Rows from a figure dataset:
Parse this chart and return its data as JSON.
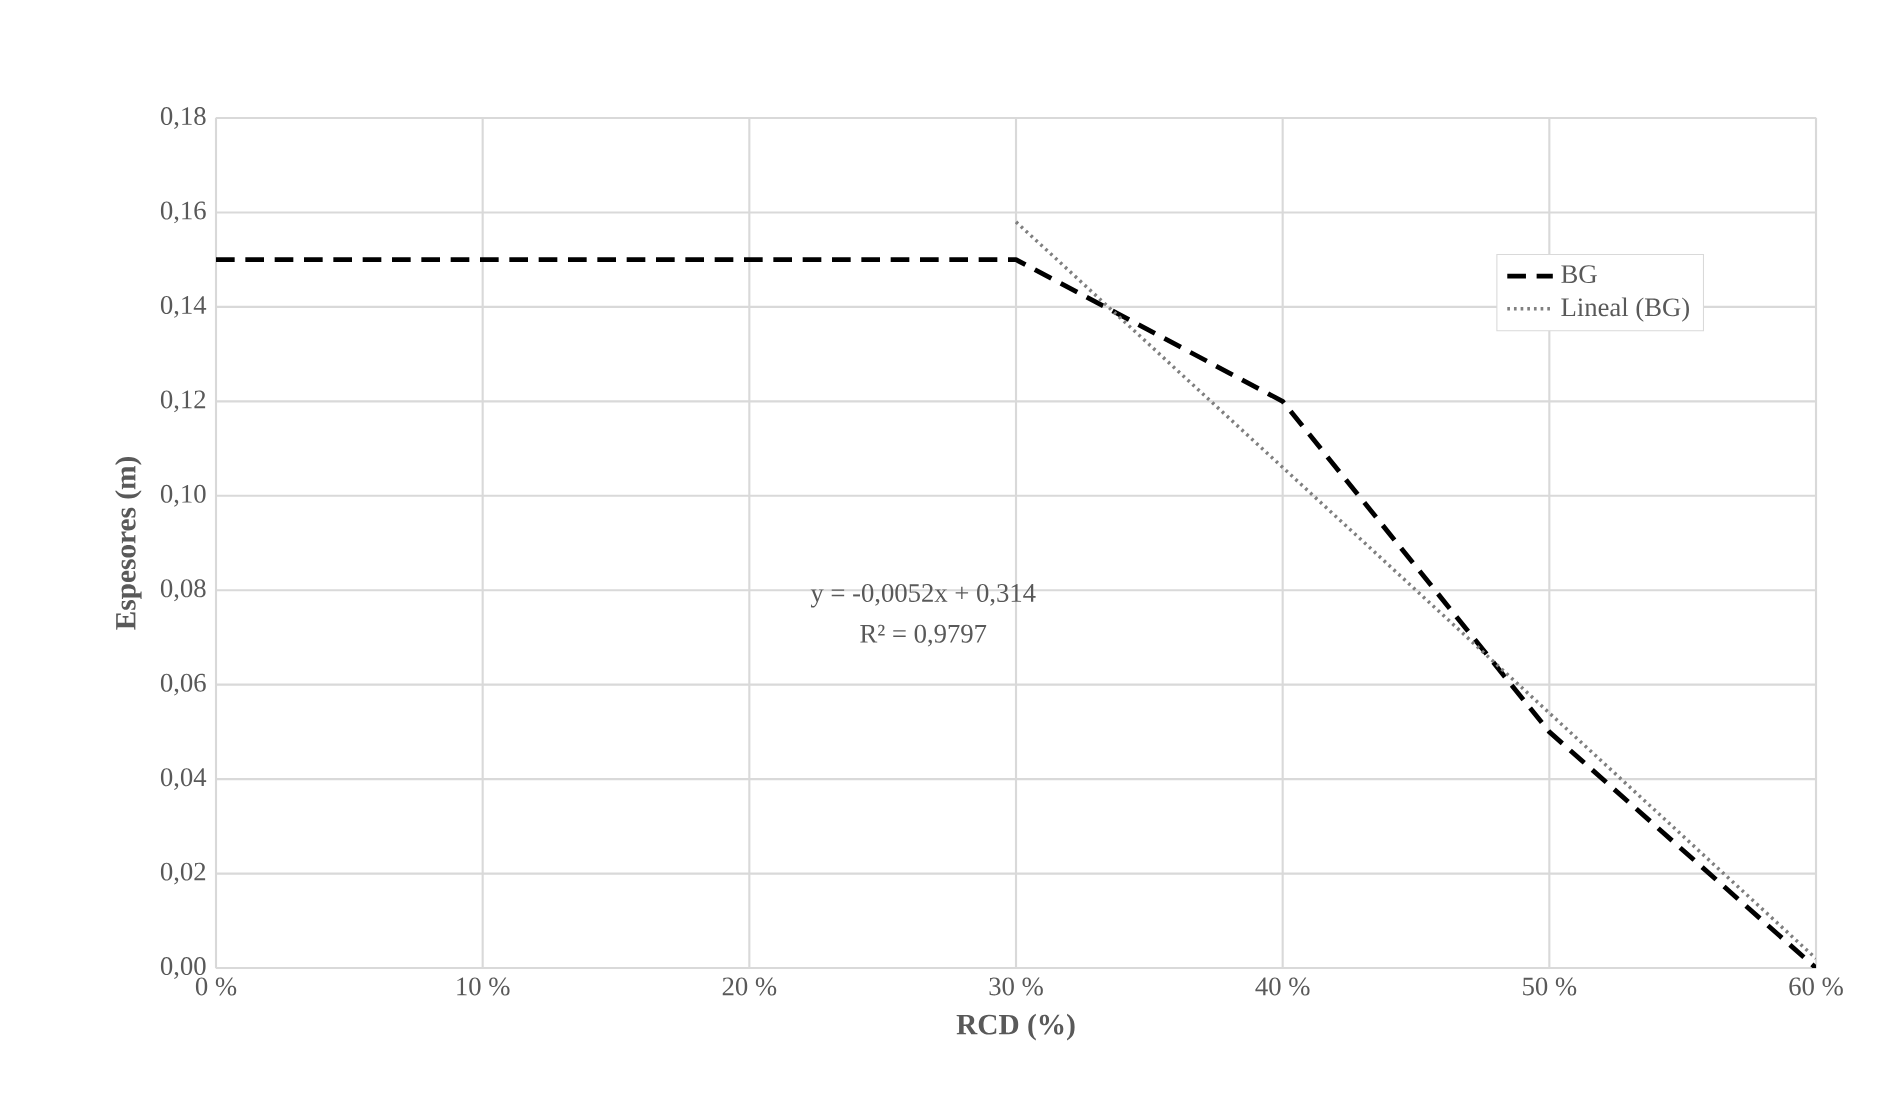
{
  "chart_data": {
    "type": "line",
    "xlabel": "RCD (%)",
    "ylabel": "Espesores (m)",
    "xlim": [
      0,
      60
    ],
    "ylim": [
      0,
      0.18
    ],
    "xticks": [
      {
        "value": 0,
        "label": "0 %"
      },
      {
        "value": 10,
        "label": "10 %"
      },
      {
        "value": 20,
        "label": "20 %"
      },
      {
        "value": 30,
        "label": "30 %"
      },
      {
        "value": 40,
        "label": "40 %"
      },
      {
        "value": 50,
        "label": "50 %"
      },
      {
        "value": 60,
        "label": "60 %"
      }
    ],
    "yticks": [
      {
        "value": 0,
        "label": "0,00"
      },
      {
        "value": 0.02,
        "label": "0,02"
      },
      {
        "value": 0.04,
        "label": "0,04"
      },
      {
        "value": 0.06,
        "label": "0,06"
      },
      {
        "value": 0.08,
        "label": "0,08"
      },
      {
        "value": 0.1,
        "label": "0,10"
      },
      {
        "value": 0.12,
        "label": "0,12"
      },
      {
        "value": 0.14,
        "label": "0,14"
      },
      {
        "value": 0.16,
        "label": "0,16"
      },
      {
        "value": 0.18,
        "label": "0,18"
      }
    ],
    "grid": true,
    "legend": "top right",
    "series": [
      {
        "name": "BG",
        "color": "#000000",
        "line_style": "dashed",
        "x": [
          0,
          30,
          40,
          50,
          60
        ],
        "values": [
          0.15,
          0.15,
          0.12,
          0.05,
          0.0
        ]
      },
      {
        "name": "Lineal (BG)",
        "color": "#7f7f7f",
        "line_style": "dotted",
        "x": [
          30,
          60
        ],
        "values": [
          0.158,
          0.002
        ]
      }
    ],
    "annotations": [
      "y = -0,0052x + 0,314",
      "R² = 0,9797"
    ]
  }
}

* * *

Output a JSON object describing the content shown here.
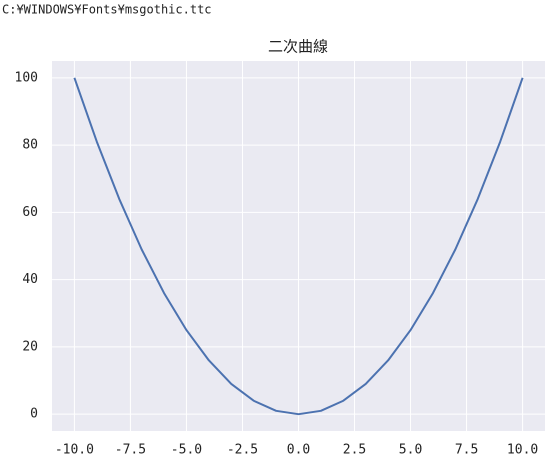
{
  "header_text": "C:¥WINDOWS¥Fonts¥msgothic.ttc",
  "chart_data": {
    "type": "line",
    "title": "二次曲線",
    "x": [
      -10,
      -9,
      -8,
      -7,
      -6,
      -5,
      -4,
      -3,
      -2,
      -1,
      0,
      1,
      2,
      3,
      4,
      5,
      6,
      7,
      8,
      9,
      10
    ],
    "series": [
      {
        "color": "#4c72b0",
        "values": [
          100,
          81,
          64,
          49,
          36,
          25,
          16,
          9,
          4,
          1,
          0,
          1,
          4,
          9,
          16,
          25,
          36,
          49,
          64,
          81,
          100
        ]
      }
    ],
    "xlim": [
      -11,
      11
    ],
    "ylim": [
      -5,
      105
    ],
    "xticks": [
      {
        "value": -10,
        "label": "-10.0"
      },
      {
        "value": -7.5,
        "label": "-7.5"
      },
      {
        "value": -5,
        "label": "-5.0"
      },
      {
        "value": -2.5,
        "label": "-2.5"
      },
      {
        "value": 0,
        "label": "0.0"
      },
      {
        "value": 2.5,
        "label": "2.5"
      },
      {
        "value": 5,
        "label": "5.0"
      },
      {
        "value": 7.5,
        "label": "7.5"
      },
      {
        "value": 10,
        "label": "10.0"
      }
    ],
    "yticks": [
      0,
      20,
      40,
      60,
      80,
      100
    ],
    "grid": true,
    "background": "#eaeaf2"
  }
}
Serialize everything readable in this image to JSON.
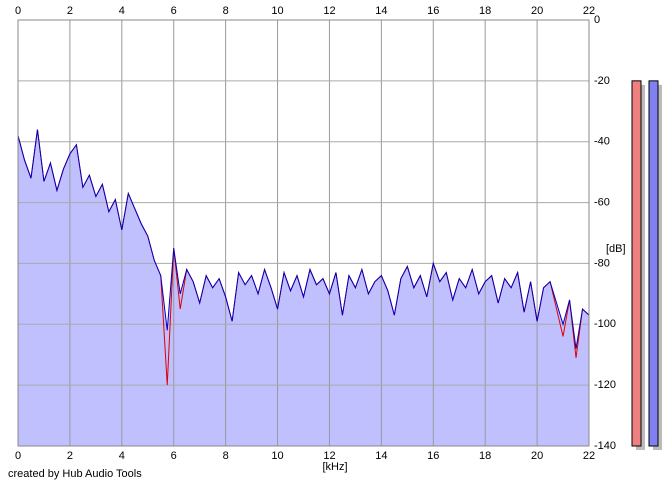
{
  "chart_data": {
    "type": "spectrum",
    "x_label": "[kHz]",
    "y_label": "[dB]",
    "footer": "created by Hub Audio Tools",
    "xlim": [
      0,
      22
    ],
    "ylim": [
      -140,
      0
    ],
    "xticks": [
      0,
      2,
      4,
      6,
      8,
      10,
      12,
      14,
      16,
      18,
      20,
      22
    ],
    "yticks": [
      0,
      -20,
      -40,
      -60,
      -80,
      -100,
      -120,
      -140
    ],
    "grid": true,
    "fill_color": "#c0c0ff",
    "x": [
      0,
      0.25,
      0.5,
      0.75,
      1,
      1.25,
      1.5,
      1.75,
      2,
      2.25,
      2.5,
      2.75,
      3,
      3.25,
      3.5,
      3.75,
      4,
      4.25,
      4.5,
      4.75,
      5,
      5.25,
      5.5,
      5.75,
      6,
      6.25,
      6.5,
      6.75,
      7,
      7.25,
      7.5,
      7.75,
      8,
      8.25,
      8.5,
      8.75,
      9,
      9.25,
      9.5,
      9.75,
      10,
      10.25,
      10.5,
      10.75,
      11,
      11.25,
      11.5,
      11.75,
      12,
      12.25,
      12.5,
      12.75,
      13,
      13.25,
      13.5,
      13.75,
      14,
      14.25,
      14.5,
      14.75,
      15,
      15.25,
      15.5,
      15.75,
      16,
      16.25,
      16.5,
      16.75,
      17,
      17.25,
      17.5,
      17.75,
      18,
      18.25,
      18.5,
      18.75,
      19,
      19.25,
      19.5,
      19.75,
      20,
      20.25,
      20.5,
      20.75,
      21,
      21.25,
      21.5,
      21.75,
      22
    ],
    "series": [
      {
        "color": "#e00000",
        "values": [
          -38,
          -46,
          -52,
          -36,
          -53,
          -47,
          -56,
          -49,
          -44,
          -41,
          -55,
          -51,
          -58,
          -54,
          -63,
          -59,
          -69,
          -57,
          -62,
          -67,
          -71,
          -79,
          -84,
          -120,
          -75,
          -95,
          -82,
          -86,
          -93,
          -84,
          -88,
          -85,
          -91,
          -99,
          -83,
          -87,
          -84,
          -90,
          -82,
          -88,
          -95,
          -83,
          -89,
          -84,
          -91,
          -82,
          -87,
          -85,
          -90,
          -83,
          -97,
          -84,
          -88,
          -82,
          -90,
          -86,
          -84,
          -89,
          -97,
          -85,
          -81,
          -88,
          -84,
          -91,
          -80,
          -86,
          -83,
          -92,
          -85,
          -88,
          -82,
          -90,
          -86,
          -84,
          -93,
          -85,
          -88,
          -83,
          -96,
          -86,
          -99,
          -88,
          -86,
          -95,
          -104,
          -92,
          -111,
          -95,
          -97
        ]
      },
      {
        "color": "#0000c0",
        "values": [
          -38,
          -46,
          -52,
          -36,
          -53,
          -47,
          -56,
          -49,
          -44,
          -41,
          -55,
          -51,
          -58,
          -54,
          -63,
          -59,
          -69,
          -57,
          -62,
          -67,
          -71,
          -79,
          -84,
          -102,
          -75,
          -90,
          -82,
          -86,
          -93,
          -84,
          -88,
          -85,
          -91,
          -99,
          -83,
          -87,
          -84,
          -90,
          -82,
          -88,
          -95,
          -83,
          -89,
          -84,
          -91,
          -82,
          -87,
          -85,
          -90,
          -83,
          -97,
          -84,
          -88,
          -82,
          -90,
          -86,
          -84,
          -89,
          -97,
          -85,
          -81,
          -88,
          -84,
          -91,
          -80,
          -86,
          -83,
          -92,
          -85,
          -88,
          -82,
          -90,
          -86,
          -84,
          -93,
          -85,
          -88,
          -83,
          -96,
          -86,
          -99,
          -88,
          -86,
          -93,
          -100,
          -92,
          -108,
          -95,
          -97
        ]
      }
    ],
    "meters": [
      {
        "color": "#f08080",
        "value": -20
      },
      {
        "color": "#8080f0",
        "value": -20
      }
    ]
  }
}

• **Problem to work on**:
Go through the material and copy out every line with "JSON" in it.

• **Answer to the task**:
Parse this chart and return its data as JSON.
Output a JSON object describing the content shown here.
Serialize everything readable in this image to JSON.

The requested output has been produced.